■ Figure record extracts:
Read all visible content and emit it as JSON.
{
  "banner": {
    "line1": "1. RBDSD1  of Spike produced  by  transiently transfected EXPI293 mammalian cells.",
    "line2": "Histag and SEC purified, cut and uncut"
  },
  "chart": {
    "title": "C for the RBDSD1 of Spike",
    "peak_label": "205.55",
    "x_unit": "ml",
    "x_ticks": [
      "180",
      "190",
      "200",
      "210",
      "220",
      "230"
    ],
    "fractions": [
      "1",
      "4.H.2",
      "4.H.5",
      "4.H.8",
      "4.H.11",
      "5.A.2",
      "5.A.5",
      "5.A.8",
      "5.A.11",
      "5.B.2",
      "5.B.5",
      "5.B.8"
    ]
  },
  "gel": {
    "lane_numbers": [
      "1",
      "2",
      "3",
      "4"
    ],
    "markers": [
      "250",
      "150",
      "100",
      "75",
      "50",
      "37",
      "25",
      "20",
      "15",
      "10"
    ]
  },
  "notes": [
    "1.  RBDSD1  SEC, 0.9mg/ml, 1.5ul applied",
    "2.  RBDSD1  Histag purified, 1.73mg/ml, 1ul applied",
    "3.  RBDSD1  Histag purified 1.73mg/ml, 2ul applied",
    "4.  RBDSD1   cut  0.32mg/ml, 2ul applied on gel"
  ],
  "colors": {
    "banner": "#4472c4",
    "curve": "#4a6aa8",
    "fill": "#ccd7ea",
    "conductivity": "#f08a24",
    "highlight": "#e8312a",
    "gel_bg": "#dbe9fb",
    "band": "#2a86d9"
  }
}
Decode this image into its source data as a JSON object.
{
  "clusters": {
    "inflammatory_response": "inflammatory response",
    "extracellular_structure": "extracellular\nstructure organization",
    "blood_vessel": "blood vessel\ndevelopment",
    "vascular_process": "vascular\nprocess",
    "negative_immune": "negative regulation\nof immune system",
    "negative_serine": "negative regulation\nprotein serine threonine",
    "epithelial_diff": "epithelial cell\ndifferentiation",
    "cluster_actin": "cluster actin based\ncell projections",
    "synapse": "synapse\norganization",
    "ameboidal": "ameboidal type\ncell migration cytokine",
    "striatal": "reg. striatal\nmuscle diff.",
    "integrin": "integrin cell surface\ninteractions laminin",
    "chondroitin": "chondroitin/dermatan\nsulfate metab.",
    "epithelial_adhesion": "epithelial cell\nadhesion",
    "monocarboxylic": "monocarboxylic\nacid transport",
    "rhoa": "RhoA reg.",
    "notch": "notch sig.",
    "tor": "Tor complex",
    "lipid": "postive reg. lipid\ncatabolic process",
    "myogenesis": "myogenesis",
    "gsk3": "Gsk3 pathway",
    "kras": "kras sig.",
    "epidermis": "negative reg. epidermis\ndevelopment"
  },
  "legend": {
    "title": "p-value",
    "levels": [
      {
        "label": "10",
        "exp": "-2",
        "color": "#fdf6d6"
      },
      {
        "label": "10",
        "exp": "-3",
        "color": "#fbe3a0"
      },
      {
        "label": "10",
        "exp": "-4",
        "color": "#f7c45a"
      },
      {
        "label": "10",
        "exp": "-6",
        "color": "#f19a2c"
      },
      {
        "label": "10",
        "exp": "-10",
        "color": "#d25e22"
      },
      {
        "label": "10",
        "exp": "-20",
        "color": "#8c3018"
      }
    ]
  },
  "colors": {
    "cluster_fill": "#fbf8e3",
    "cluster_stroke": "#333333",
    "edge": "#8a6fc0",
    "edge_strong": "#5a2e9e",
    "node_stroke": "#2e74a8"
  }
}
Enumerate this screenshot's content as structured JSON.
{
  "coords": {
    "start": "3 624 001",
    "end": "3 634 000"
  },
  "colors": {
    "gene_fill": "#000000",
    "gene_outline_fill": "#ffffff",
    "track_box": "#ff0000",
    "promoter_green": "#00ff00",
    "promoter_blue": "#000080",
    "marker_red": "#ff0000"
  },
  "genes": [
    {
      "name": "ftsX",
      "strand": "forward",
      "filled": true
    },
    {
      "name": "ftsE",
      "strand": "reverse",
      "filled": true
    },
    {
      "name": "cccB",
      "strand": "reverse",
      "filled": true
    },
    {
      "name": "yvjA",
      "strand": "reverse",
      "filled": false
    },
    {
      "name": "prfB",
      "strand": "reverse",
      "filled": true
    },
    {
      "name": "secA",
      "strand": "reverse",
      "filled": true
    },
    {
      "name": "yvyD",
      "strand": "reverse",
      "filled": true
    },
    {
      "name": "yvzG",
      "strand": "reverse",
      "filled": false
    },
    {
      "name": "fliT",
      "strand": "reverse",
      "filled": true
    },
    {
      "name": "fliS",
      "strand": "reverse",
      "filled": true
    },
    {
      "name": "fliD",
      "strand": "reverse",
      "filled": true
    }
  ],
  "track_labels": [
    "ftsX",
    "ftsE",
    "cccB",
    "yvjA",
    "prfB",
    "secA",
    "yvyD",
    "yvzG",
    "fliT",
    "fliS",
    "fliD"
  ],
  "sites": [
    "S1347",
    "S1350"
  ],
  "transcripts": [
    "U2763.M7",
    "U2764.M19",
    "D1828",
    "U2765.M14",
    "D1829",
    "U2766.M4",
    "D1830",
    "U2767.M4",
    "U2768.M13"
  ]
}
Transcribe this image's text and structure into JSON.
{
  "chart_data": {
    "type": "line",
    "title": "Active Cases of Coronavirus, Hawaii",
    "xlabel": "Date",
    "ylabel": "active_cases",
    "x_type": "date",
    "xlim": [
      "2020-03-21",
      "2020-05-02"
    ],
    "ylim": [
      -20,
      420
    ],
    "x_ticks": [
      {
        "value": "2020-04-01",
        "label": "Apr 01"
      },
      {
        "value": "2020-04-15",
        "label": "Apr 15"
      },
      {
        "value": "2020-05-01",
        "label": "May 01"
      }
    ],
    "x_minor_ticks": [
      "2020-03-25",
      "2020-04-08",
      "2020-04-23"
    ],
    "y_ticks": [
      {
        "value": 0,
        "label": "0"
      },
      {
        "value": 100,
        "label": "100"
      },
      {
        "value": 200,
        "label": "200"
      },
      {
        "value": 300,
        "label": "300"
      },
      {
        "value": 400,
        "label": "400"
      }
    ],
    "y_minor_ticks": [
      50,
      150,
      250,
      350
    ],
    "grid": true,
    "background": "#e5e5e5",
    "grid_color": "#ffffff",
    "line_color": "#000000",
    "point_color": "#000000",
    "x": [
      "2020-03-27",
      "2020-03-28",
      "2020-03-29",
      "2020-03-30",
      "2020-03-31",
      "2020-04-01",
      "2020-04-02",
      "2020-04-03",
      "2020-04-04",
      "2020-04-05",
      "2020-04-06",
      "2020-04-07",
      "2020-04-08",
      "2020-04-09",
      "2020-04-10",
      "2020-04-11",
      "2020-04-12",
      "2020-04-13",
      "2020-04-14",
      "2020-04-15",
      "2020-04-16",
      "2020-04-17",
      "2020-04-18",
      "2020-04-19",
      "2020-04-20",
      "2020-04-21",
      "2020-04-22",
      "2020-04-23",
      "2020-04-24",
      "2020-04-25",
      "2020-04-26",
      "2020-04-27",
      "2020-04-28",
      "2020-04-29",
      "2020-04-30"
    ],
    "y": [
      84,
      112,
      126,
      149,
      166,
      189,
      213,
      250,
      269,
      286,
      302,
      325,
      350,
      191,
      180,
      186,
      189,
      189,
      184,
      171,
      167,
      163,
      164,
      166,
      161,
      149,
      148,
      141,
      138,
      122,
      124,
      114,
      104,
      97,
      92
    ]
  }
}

■ Your objective: The full set of records must be output again exactly.

■ Response box:
Read all visible content and emit it as JSON.
{
  "banner": {
    "line1": "1. RBDSD1  of Spike produced  by  transiently transfected EXPI293 mammalian cells.",
    "line2": "Histag and SEC purified, cut and uncut"
  },
  "chart": {
    "title": "C for the RBDSD1 of Spike",
    "peak_label": "205.55",
    "x_unit": "ml",
    "x_ticks": [
      "180",
      "190",
      "200",
      "210",
      "220",
      "230"
    ],
    "fractions": [
      "1",
      "4.H.2",
      "4.H.5",
      "4.H.8",
      "4.H.11",
      "5.A.2",
      "5.A.5",
      "5.A.8",
      "5.A.11",
      "5.B.2",
      "5.B.5",
      "5.B.8"
    ]
  },
  "gel": {
    "lane_numbers": [
      "1",
      "2",
      "3",
      "4"
    ],
    "markers": [
      "250",
      "150",
      "100",
      "75",
      "50",
      "37",
      "25",
      "20",
      "15",
      "10"
    ]
  },
  "notes": [
    "1.  RBDSD1  SEC, 0.9mg/ml, 1.5ul applied",
    "2.  RBDSD1  Histag purified, 1.73mg/ml, 1ul applied",
    "3.  RBDSD1  Histag purified 1.73mg/ml, 2ul applied",
    "4.  RBDSD1   cut  0.32mg/ml, 2ul applied on gel"
  ],
  "colors": {
    "banner": "#4472c4",
    "curve": "#4a6aa8",
    "fill": "#ccd7ea",
    "conductivity": "#f08a24",
    "highlight": "#e8312a",
    "gel_bg": "#dbe9fb",
    "band": "#2a86d9"
  }
}
Decode this image into its source data as a JSON object.
{
  "clusters": {
    "inflammatory_response": "inflammatory response",
    "extracellular_structure": "extracellular\nstructure organization",
    "blood_vessel": "blood vessel\ndevelopment",
    "vascular_process": "vascular\nprocess",
    "negative_immune": "negative regulation\nof immune system",
    "negative_serine": "negative regulation\nprotein serine threonine",
    "epithelial_diff": "epithelial cell\ndifferentiation",
    "cluster_actin": "cluster actin based\ncell projections",
    "synapse": "synapse\norganization",
    "ameboidal": "ameboidal type\ncell migration cytokine",
    "striatal": "reg. striatal\nmuscle diff.",
    "integrin": "integrin cell surface\ninteractions laminin",
    "chondroitin": "chondroitin/dermatan\nsulfate metab.",
    "epithelial_adhesion": "epithelial cell\nadhesion",
    "monocarboxylic": "monocarboxylic\nacid transport",
    "rhoa": "RhoA reg.",
    "notch": "notch sig.",
    "tor": "Tor complex",
    "lipid": "postive reg. lipid\ncatabolic process",
    "myogenesis": "myogenesis",
    "gsk3": "Gsk3 pathway",
    "kras": "kras sig.",
    "epidermis": "negative reg. epidermis\ndevelopment"
  },
  "legend": {
    "title": "p-value",
    "levels": [
      {
        "label": "10",
        "exp": "-2",
        "color": "#fdf6d6"
      },
      {
        "label": "10",
        "exp": "-3",
        "color": "#fbe3a0"
      },
      {
        "label": "10",
        "exp": "-4",
        "color": "#f7c45a"
      },
      {
        "label": "10",
        "exp": "-6",
        "color": "#f19a2c"
      },
      {
        "label": "10",
        "exp": "-10",
        "color": "#d25e22"
      },
      {
        "label": "10",
        "exp": "-20",
        "color": "#8c3018"
      }
    ]
  },
  "colors": {
    "cluster_fill": "#fbf8e3",
    "cluster_stroke": "#333333",
    "edge": "#8a6fc0",
    "edge_strong": "#5a2e9e",
    "node_stroke": "#2e74a8"
  }
}
Enumerate this screenshot's content as structured JSON.
{
  "coords": {
    "start": "3 624 001",
    "end": "3 634 000"
  },
  "colors": {
    "gene_fill": "#000000",
    "gene_outline_fill": "#ffffff",
    "track_box": "#ff0000",
    "promoter_green": "#00ff00",
    "promoter_blue": "#000080",
    "marker_red": "#ff0000"
  },
  "genes": [
    {
      "name": "ftsX",
      "strand": "forward",
      "filled": true
    },
    {
      "name": "ftsE",
      "strand": "reverse",
      "filled": true
    },
    {
      "name": "cccB",
      "strand": "reverse",
      "filled": true
    },
    {
      "name": "yvjA",
      "strand": "reverse",
      "filled": false
    },
    {
      "name": "prfB",
      "strand": "reverse",
      "filled": true
    },
    {
      "name": "secA",
      "strand": "reverse",
      "filled": true
    },
    {
      "name": "yvyD",
      "strand": "reverse",
      "filled": true
    },
    {
      "name": "yvzG",
      "strand": "reverse",
      "filled": false
    },
    {
      "name": "fliT",
      "strand": "reverse",
      "filled": true
    },
    {
      "name": "fliS",
      "strand": "reverse",
      "filled": true
    },
    {
      "name": "fliD",
      "strand": "reverse",
      "filled": true
    }
  ],
  "track_labels": [
    "ftsX",
    "ftsE",
    "cccB",
    "yvjA",
    "prfB",
    "secA",
    "yvyD",
    "yvzG",
    "fliT",
    "fliS",
    "fliD"
  ],
  "sites": [
    "S1347",
    "S1350"
  ],
  "transcripts": [
    "U2763.M7",
    "U2764.M19",
    "D1828",
    "U2765.M14",
    "D1829",
    "U2766.M4",
    "D1830",
    "U2767.M4",
    "U2768.M13"
  ]
}
Transcribe this image's text and structure into JSON.
{
  "chart_data": {
    "type": "line",
    "title": "Active Cases of Coronavirus, Hawaii",
    "xlabel": "Date",
    "ylabel": "active_cases",
    "x_type": "date",
    "xlim": [
      "2020-03-21",
      "2020-05-02"
    ],
    "ylim": [
      -20,
      420
    ],
    "x_ticks": [
      {
        "value": "2020-04-01",
        "label": "Apr 01"
      },
      {
        "value": "2020-04-15",
        "label": "Apr 15"
      },
      {
        "value": "2020-05-01",
        "label": "May 01"
      }
    ],
    "x_minor_ticks": [
      "2020-03-25",
      "2020-04-08",
      "2020-04-23"
    ],
    "y_ticks": [
      {
        "value": 0,
        "label": "0"
      },
      {
        "value": 100,
        "label": "100"
      },
      {
        "value": 200,
        "label": "200"
      },
      {
        "value": 300,
        "label": "300"
      },
      {
        "value": 400,
        "label": "400"
      }
    ],
    "y_minor_ticks": [
      50,
      150,
      250,
      350
    ],
    "grid": true,
    "background": "#e5e5e5",
    "grid_color": "#ffffff",
    "line_color": "#000000",
    "point_color": "#000000",
    "x": [
      "2020-03-27",
      "2020-03-28",
      "2020-03-29",
      "2020-03-30",
      "2020-03-31",
      "2020-04-01",
      "2020-04-02",
      "2020-04-03",
      "2020-04-04",
      "2020-04-05",
      "2020-04-06",
      "2020-04-07",
      "2020-04-08",
      "2020-04-09",
      "2020-04-10",
      "2020-04-11",
      "2020-04-12",
      "2020-04-13",
      "2020-04-14",
      "2020-04-15",
      "2020-04-16",
      "2020-04-17",
      "2020-04-18",
      "2020-04-19",
      "2020-04-20",
      "2020-04-21",
      "2020-04-22",
      "2020-04-23",
      "2020-04-24",
      "2020-04-25",
      "2020-04-26",
      "2020-04-27",
      "2020-04-28",
      "2020-04-29",
      "2020-04-30"
    ],
    "y": [
      84,
      112,
      126,
      149,
      166,
      189,
      213,
      250,
      269,
      286,
      302,
      325,
      350,
      191,
      180,
      186,
      189,
      189,
      184,
      171,
      167,
      163,
      164,
      166,
      161,
      149,
      148,
      141,
      138,
      122,
      124,
      114,
      104,
      97,
      92
    ]
  }
}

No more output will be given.